[Exercise requirements]
Would you return all of this data exactly, leaving nothing out?

[Records]
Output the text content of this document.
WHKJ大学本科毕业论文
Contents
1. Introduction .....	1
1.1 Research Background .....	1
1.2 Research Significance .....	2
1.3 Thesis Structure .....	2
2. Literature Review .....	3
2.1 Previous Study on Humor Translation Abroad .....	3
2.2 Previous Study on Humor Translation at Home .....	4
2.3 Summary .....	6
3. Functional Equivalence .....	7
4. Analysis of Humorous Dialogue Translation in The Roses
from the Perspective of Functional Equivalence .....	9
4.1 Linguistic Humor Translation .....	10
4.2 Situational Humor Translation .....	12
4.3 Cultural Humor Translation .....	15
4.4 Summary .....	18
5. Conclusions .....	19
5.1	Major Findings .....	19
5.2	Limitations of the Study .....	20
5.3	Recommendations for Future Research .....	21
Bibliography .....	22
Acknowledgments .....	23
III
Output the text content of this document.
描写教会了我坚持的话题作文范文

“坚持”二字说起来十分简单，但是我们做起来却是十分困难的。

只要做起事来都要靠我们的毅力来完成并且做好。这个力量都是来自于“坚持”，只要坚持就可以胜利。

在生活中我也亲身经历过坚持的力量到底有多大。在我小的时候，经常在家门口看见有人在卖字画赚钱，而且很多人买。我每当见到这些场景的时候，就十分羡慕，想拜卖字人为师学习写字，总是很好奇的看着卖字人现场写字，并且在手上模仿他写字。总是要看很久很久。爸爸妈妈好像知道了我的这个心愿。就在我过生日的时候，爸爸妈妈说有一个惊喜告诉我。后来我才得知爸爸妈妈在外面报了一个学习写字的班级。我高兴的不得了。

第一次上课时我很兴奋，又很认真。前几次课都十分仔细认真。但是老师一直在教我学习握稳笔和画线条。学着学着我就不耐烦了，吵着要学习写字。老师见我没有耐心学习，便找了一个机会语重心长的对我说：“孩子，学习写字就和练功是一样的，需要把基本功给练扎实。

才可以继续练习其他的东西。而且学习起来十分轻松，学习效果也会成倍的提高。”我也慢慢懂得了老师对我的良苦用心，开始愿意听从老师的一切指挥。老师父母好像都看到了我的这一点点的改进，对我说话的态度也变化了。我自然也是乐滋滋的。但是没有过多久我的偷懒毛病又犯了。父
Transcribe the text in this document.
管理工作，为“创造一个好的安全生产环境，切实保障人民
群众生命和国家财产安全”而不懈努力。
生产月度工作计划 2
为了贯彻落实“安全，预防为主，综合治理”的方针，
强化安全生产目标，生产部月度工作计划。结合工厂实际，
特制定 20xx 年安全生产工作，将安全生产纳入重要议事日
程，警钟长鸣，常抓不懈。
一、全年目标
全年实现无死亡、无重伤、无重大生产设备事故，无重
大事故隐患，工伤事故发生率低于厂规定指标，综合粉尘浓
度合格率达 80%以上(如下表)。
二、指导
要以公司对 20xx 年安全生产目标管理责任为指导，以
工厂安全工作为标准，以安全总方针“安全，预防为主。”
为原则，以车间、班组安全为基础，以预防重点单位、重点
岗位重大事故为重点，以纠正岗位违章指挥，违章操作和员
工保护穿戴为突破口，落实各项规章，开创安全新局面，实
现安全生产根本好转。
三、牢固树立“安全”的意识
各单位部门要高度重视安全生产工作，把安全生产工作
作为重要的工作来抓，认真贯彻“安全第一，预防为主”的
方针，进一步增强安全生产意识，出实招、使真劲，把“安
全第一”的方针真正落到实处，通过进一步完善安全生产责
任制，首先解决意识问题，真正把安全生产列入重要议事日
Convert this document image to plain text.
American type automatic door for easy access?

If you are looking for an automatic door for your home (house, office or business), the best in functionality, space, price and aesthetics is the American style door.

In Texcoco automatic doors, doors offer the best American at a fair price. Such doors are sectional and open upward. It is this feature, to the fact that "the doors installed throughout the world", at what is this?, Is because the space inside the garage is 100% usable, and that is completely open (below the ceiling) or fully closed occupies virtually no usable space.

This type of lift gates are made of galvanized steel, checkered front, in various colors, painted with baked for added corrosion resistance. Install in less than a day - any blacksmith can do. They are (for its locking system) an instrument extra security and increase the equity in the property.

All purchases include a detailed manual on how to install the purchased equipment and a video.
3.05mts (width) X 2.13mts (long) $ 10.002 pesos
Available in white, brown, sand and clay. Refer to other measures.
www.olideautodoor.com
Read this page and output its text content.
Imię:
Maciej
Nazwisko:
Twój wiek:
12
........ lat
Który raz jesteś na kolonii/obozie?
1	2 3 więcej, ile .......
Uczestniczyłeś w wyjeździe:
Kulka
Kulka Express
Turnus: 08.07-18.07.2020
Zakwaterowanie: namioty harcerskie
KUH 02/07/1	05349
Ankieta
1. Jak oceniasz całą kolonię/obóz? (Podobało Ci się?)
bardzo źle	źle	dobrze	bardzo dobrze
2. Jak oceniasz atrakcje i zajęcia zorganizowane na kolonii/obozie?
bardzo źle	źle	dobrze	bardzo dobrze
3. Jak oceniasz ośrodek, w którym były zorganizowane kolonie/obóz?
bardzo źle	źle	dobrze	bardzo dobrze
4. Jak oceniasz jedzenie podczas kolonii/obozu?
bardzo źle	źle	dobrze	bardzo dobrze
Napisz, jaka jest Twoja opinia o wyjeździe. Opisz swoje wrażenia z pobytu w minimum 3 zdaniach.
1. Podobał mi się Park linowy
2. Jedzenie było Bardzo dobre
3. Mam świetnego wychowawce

[Full solution]
Output the text content of this document.
WHKJ大学本科毕业论文
Contents
1. Introduction .....	1
1.1 Research Background .....	1
1.2 Research Significance .....	2
1.3 Thesis Structure .....	2
2. Literature Review .....	3
2.1 Previous Study on Humor Translation Abroad .....	3
2.2 Previous Study on Humor Translation at Home .....	4
2.3 Summary .....	6
3. Functional Equivalence .....	7
4. Analysis of Humorous Dialogue Translation in The Roses
from the Perspective of Functional Equivalence .....	9
4.1 Linguistic Humor Translation .....	10
4.2 Situational Humor Translation .....	12
4.3 Cultural Humor Translation .....	15
4.4 Summary .....	18
5. Conclusions .....	19
5.1	Major Findings .....	19
5.2	Limitations of the Study .....	20
5.3	Recommendations for Future Research .....	21
Bibliography .....	22
Acknowledgments .....	23
III
Output the text content of this document.
描写教会了我坚持的话题作文范文

“坚持”二字说起来十分简单，但是我们做起来却是十分困难的。

只要做起事来都要靠我们的毅力来完成并且做好。这个力量都是来自于“坚持”，只要坚持就可以胜利。

在生活中我也亲身经历过坚持的力量到底有多大。在我小的时候，经常在家门口看见有人在卖字画赚钱，而且很多人买。我每当见到这些场景的时候，就十分羡慕，想拜卖字人为师学习写字，总是很好奇的看着卖字人现场写字，并且在手上模仿他写字。总是要看很久很久。爸爸妈妈好像知道了我的这个心愿。就在我过生日的时候，爸爸妈妈说有一个惊喜告诉我。后来我才得知爸爸妈妈在外面报了一个学习写字的班级。我高兴的不得了。

第一次上课时我很兴奋，又很认真。前几次课都十分仔细认真。但是老师一直在教我学习握稳笔和画线条。学着学着我就不耐烦了，吵着要学习写字。老师见我没有耐心学习，便找了一个机会语重心长的对我说：“孩子，学习写字就和练功是一样的，需要把基本功给练扎实。

才可以继续练习其他的东西。而且学习起来十分轻松，学习效果也会成倍的提高。”我也慢慢懂得了老师对我的良苦用心，开始愿意听从老师的一切指挥。老师父母好像都看到了我的这一点点的改进，对我说话的态度也变化了。我自然也是乐滋滋的。但是没有过多久我的偷懒毛病又犯了。父
Transcribe the text in this document.
管理工作，为“创造一个好的安全生产环境，切实保障人民
群众生命和国家财产安全”而不懈努力。
生产月度工作计划 2
为了贯彻落实“安全，预防为主，综合治理”的方针，
强化安全生产目标，生产部月度工作计划。结合工厂实际，
特制定 20xx 年安全生产工作，将安全生产纳入重要议事日
程，警钟长鸣，常抓不懈。
一、全年目标
全年实现无死亡、无重伤、无重大生产设备事故，无重
大事故隐患，工伤事故发生率低于厂规定指标，综合粉尘浓
度合格率达 80%以上(如下表)。
二、指导
要以公司对 20xx 年安全生产目标管理责任为指导，以
工厂安全工作为标准，以安全总方针“安全，预防为主。”
为原则，以车间、班组安全为基础，以预防重点单位、重点
岗位重大事故为重点，以纠正岗位违章指挥，违章操作和员
工保护穿戴为突破口，落实各项规章，开创安全新局面，实
现安全生产根本好转。
三、牢固树立“安全”的意识
各单位部门要高度重视安全生产工作，把安全生产工作
作为重要的工作来抓，认真贯彻“安全第一，预防为主”的
方针，进一步增强安全生产意识，出实招、使真劲，把“安
全第一”的方针真正落到实处，通过进一步完善安全生产责
任制，首先解决意识问题，真正把安全生产列入重要议事日
Convert this document image to plain text.
American type automatic door for easy access?

If you are looking for an automatic door for your home (house, office or business), the best in functionality, space, price and aesthetics is the American style door.

In Texcoco automatic doors, doors offer the best American at a fair price. Such doors are sectional and open upward. It is this feature, to the fact that "the doors installed throughout the world", at what is this?, Is because the space inside the garage is 100% usable, and that is completely open (below the ceiling) or fully closed occupies virtually no usable space.

This type of lift gates are made of galvanized steel, checkered front, in various colors, painted with baked for added corrosion resistance. Install in less than a day - any blacksmith can do. They are (for its locking system) an instrument extra security and increase the equity in the property.

All purchases include a detailed manual on how to install the purchased equipment and a video.
3.05mts (width) X 2.13mts (long) $ 10.002 pesos
Available in white, brown, sand and clay. Refer to other measures.
www.olideautodoor.com
Read this page and output its text content.
Imię:
Maciej
Nazwisko:
Twój wiek:
12
........ lat
Który raz jesteś na kolonii/obozie?
1	2 3 więcej, ile .......
Uczestniczyłeś w wyjeździe:
Kulka
Kulka Express
Turnus: 08.07-18.07.2020
Zakwaterowanie: namioty harcerskie
KUH 02/07/1	05349
Ankieta
1. Jak oceniasz całą kolonię/obóz? (Podobało Ci się?)
bardzo źle	źle	dobrze	bardzo dobrze
2. Jak oceniasz atrakcje i zajęcia zorganizowane na kolonii/obozie?
bardzo źle	źle	dobrze	bardzo dobrze
3. Jak oceniasz ośrodek, w którym były zorganizowane kolonie/obóz?
bardzo źle	źle	dobrze	bardzo dobrze
4. Jak oceniasz jedzenie podczas kolonii/obozu?
bardzo źle	źle	dobrze	bardzo dobrze
Napisz, jaka jest Twoja opinia o wyjeździe. Opisz swoje wrażenia z pobytu w minimum 3 zdaniach.
1. Podobał mi się Park linowy
2. Jedzenie było Bardzo dobre
3. Mam świetnego wychowawce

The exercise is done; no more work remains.